Input
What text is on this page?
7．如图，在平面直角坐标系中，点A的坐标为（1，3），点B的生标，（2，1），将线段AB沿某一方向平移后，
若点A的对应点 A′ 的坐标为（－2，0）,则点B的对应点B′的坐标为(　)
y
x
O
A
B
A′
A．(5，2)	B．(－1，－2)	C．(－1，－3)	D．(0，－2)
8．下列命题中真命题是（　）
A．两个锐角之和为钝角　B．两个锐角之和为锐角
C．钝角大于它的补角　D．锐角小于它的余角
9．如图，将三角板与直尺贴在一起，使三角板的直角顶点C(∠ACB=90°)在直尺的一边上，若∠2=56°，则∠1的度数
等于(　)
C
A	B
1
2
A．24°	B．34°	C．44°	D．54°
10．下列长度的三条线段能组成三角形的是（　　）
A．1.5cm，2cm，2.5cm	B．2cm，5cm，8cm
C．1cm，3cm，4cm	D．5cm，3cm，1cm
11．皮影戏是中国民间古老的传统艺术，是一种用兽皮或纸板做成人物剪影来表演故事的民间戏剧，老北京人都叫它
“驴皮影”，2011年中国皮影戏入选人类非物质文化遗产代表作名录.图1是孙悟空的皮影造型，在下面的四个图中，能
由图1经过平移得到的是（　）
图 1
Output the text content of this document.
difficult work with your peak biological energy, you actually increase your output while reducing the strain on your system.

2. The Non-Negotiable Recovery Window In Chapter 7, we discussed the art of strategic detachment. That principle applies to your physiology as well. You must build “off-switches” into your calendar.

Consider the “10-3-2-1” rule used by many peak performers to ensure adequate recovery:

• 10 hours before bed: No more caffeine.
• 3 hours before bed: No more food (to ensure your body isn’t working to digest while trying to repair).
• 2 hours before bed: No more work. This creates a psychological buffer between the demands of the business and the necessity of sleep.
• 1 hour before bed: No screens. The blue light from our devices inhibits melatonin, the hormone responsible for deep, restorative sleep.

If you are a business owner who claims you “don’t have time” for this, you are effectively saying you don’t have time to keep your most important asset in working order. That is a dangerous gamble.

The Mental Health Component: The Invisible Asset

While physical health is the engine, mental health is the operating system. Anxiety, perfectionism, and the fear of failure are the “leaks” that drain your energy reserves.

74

Work to do
Copy all of the data exactly.

Finished task
What text is on this page?
7．如图，在平面直角坐标系中，点A的坐标为（1，3），点B的生标，（2，1），将线段AB沿某一方向平移后，
若点A的对应点 A′ 的坐标为（－2，0）,则点B的对应点B′的坐标为(　)
y
x
O
A
B
A′
A．(5，2)	B．(－1，－2)	C．(－1，－3)	D．(0，－2)
8．下列命题中真命题是（　）
A．两个锐角之和为钝角　B．两个锐角之和为锐角
C．钝角大于它的补角　D．锐角小于它的余角
9．如图，将三角板与直尺贴在一起，使三角板的直角顶点C(∠ACB=90°)在直尺的一边上，若∠2=56°，则∠1的度数
等于(　)
C
A	B
1
2
A．24°	B．34°	C．44°	D．54°
10．下列长度的三条线段能组成三角形的是（　　）
A．1.5cm，2cm，2.5cm	B．2cm，5cm，8cm
C．1cm，3cm，4cm	D．5cm，3cm，1cm
11．皮影戏是中国民间古老的传统艺术，是一种用兽皮或纸板做成人物剪影来表演故事的民间戏剧，老北京人都叫它
“驴皮影”，2011年中国皮影戏入选人类非物质文化遗产代表作名录.图1是孙悟空的皮影造型，在下面的四个图中，能
由图1经过平移得到的是（　）
图 1
Output the text content of this document.
difficult work with your peak biological energy, you actually increase your output while reducing the strain on your system.

2. The Non-Negotiable Recovery Window In Chapter 7, we discussed the art of strategic detachment. That principle applies to your physiology as well. You must build “off-switches” into your calendar.

Consider the “10-3-2-1” rule used by many peak performers to ensure adequate recovery:

• 10 hours before bed: No more caffeine.
• 3 hours before bed: No more food (to ensure your body isn’t working to digest while trying to repair).
• 2 hours before bed: No more work. This creates a psychological buffer between the demands of the business and the necessity of sleep.
• 1 hour before bed: No screens. The blue light from our devices inhibits melatonin, the hormone responsible for deep, restorative sleep.

If you are a business owner who claims you “don’t have time” for this, you are effectively saying you don’t have time to keep your most important asset in working order. That is a dangerous gamble.

The Mental Health Component: The Invisible Asset

While physical health is the engine, mental health is the operating system. Anxiety, perfectionism, and the fear of failure are the “leaks” that drain your energy reserves.

74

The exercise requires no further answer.